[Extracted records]
•••••
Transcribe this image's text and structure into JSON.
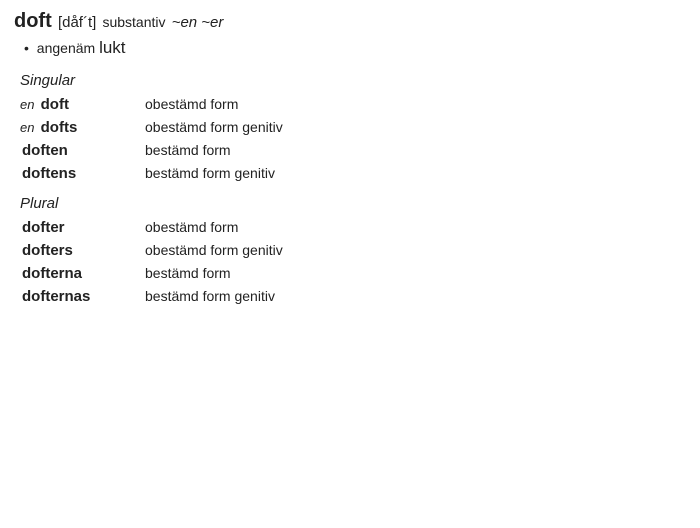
{
  "headline": {
    "word": "doft",
    "pronunciation": "[dåf´t]",
    "pos": "substantiv",
    "inflection": "~en ~er"
  },
  "definition": {
    "bullet": "•",
    "pre": "angenäm",
    "high": "lukt"
  },
  "sections": [
    {
      "title": "Singular",
      "rows": [
        {
          "article": "en",
          "form": "doft",
          "desc": "obestämd form"
        },
        {
          "article": "en",
          "form": "dofts",
          "desc": "obestämd form genitiv"
        },
        {
          "article": "",
          "form": "doften",
          "desc": "bestämd form"
        },
        {
          "article": "",
          "form": "doftens",
          "desc": "bestämd form genitiv"
        }
      ]
    },
    {
      "title": "Plural",
      "rows": [
        {
          "article": "",
          "form": "dofter",
          "desc": "obestämd form"
        },
        {
          "article": "",
          "form": "dofters",
          "desc": "obestämd form genitiv"
        },
        {
          "article": "",
          "form": "dofterna",
          "desc": "bestämd form"
        },
        {
          "article": "",
          "form": "dofternas",
          "desc": "bestämd form genitiv"
        }
      ]
    }
  ]
}
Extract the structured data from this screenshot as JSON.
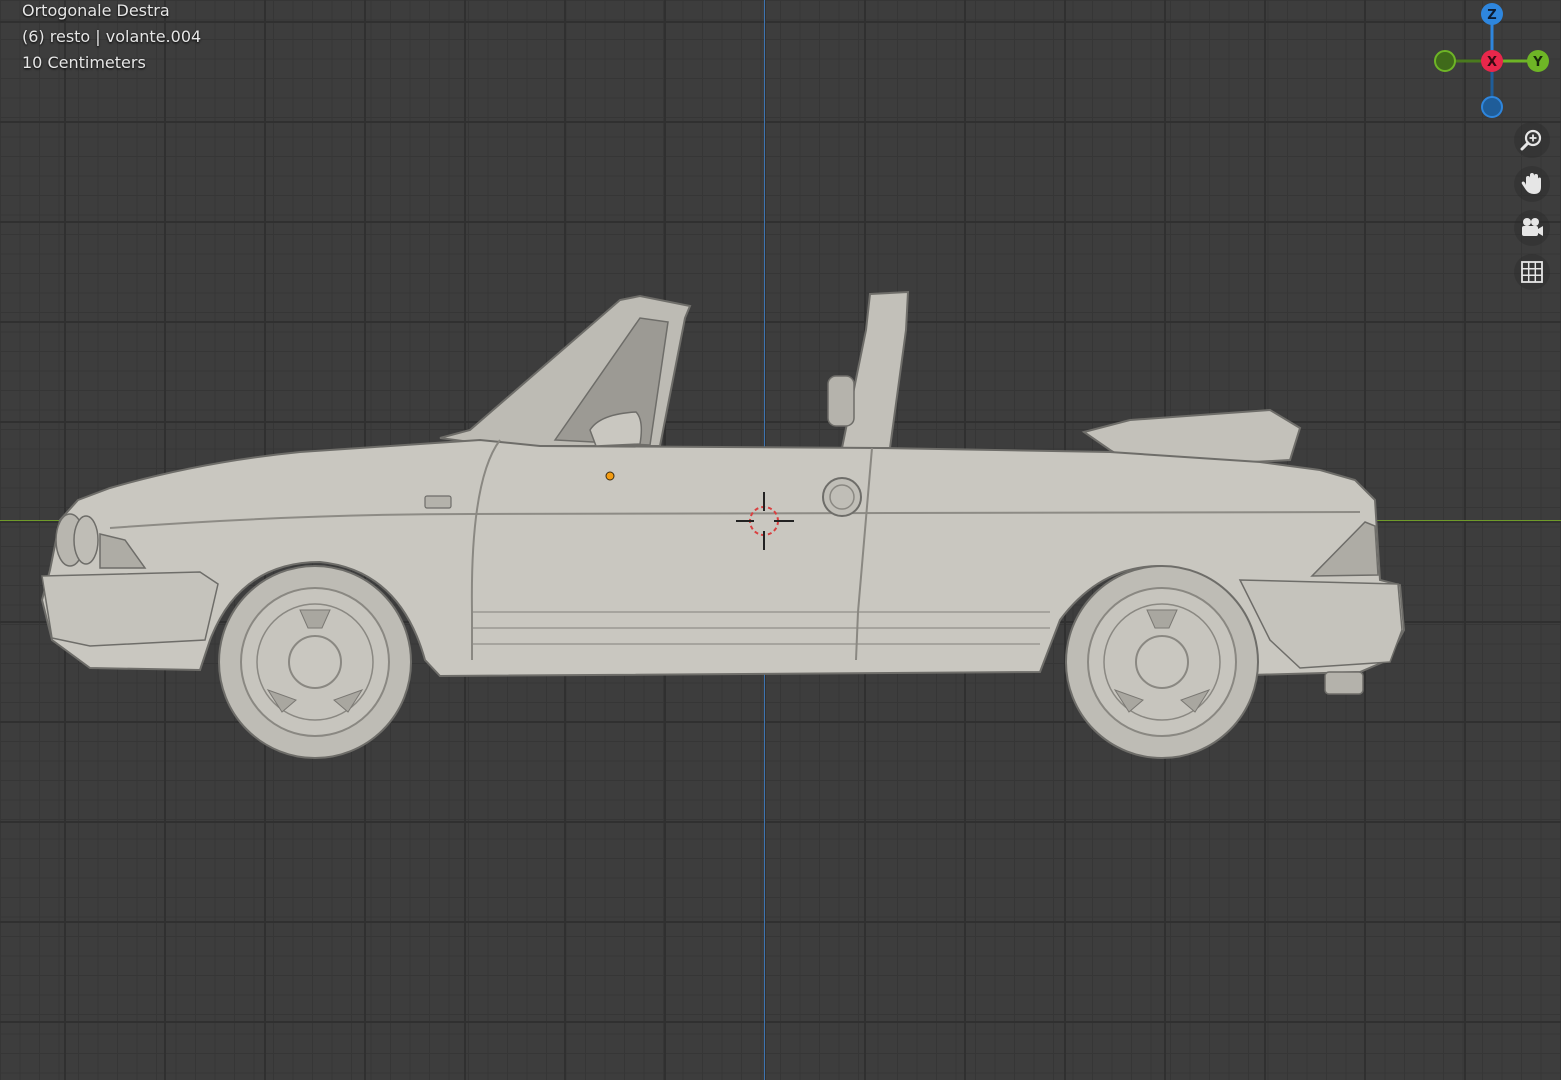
{
  "viewport": {
    "view_name": "Ortogonale Destra",
    "object_info": "(6) resto | volante.004",
    "grid_scale": "10 Centimeters"
  },
  "gizmo": {
    "z_label": "Z",
    "x_label": "X",
    "y_label": "Y",
    "colors": {
      "x": "#e8274b",
      "y": "#6eb526",
      "z": "#2e86de"
    }
  },
  "nav_buttons": [
    {
      "name": "zoom",
      "icon": "zoom-icon"
    },
    {
      "name": "pan",
      "icon": "hand-icon"
    },
    {
      "name": "camera",
      "icon": "camera-icon"
    },
    {
      "name": "perspective",
      "icon": "grid-icon"
    }
  ],
  "colors": {
    "background": "#3d3d3d",
    "model": "#c9c7c0",
    "x_axis_line": "#6f9a2a",
    "z_axis_line": "#3e74b0",
    "origin": "#f39c12"
  }
}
•••••
:: Instructions to follow ::
From the line containing "Extract the structured" to the end of the data above, give those lines again verbatim, with both endpoints included and no images.

:: Solved problem ::
Extract the structured data from this screenshot as JSON.
{
  "viewport": {
    "view_name": "Ortogonale Destra",
    "object_info": "(6) resto | volante.004",
    "grid_scale": "10 Centimeters"
  },
  "gizmo": {
    "z_label": "Z",
    "x_label": "X",
    "y_label": "Y",
    "colors": {
      "x": "#e8274b",
      "y": "#6eb526",
      "z": "#2e86de"
    }
  },
  "nav_buttons": [
    {
      "name": "zoom",
      "icon": "zoom-icon"
    },
    {
      "name": "pan",
      "icon": "hand-icon"
    },
    {
      "name": "camera",
      "icon": "camera-icon"
    },
    {
      "name": "perspective",
      "icon": "grid-icon"
    }
  ],
  "colors": {
    "background": "#3d3d3d",
    "model": "#c9c7c0",
    "x_axis_line": "#6f9a2a",
    "z_axis_line": "#3e74b0",
    "origin": "#f39c12"
  }
}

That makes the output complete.